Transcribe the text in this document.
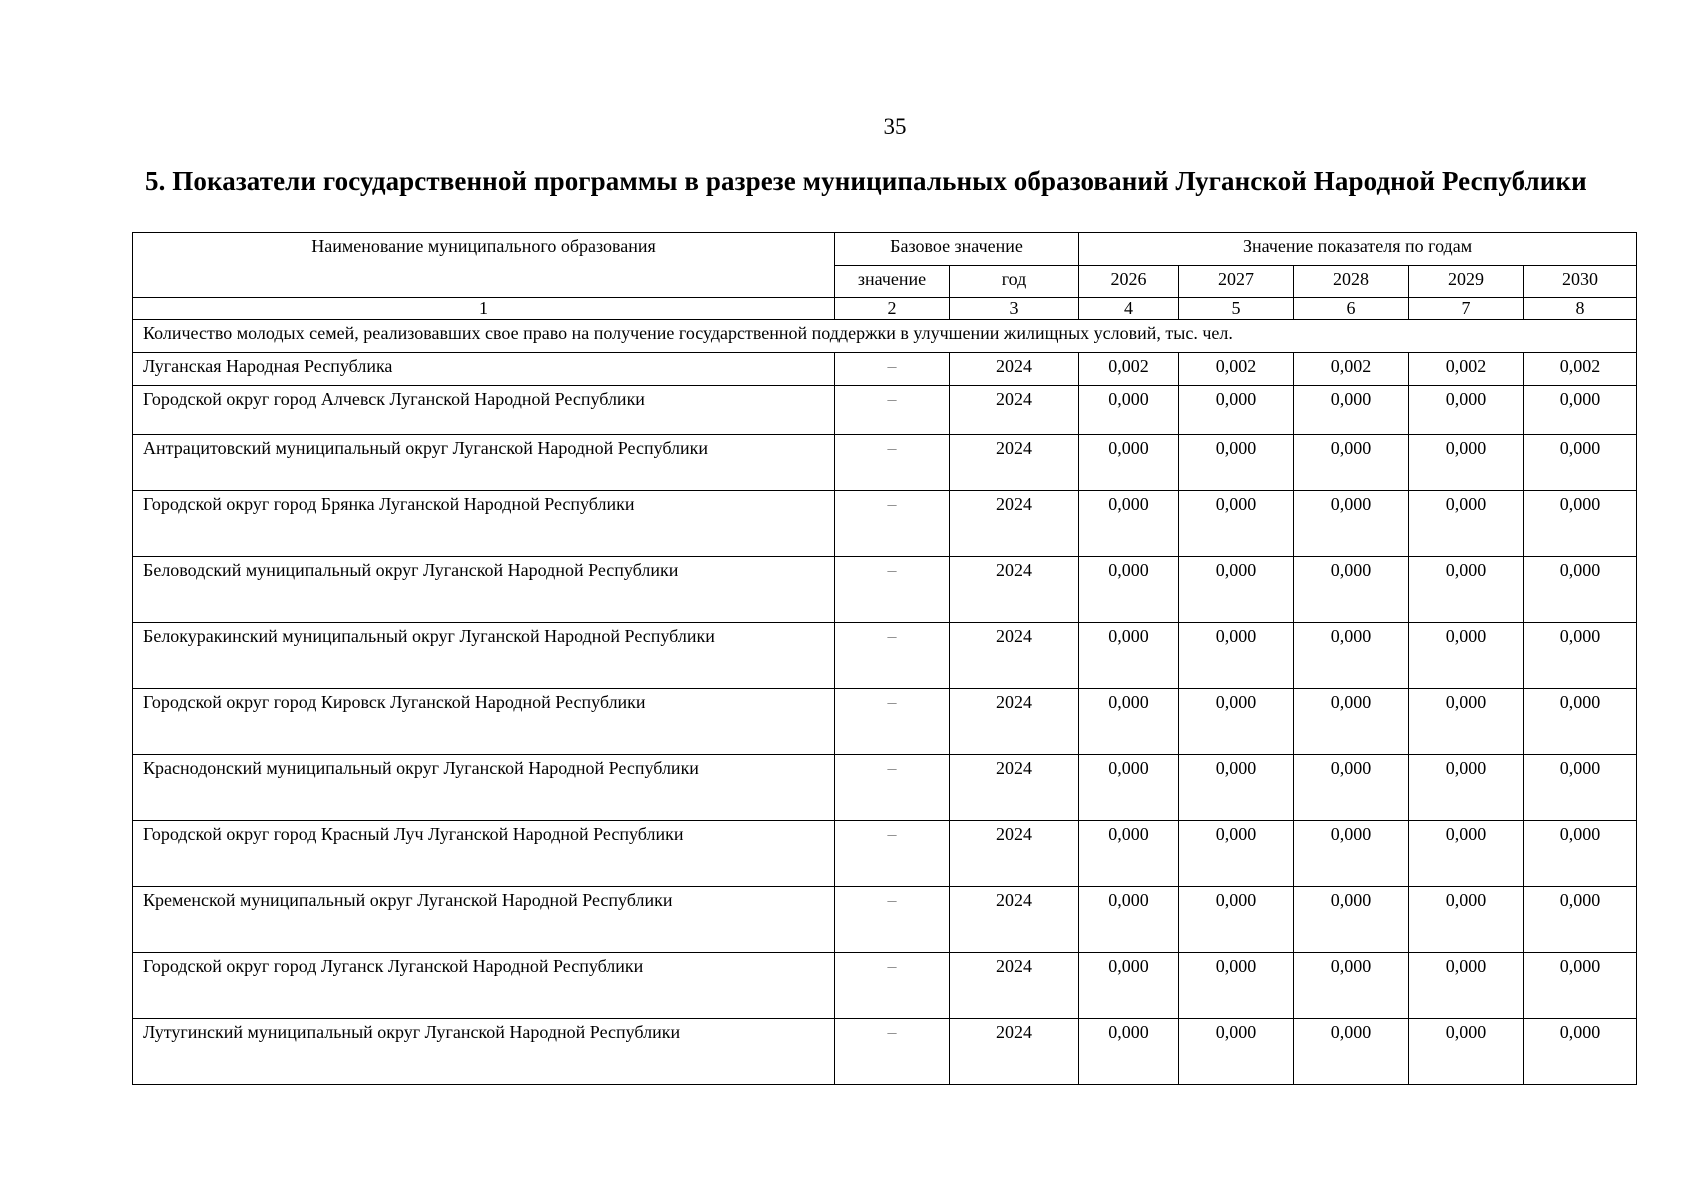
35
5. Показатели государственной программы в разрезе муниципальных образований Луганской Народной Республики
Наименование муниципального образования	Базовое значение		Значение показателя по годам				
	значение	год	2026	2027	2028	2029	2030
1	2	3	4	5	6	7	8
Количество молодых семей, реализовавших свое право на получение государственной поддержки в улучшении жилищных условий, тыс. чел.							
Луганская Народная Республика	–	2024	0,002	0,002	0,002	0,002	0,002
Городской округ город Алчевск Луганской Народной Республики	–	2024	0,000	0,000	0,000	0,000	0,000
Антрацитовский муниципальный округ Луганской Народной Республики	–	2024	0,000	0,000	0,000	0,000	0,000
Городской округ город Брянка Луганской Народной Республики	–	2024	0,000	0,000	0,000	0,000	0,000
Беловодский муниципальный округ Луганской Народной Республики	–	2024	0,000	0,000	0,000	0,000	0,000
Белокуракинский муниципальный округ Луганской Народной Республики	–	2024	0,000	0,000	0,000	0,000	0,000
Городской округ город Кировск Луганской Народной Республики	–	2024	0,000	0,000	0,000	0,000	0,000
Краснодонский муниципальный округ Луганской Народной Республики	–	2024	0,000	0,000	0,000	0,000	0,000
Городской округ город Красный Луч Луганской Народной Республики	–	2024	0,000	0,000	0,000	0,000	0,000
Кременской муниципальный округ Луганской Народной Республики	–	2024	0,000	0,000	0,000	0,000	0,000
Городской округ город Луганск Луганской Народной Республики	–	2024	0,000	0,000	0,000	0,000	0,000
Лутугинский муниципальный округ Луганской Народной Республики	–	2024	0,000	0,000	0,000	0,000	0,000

——————————

Filter the data for the string "город" and copy every line that has it.

WRITTEN SOLUTION:
Городской округ город Алчевск Луганской Народной Республики	–	2024	0,000	0,000	0,000	0,000	0,000
Городской округ город Брянка Луганской Народной Республики	–	2024	0,000	0,000	0,000	0,000	0,000
Городской округ город Кировск Луганской Народной Республики	–	2024	0,000	0,000	0,000	0,000	0,000
Городской округ город Красный Луч Луганской Народной Республики	–	2024	0,000	0,000	0,000	0,000	0,000
Городской округ город Луганск Луганской Народной Республики	–	2024	0,000	0,000	0,000	0,000	0,000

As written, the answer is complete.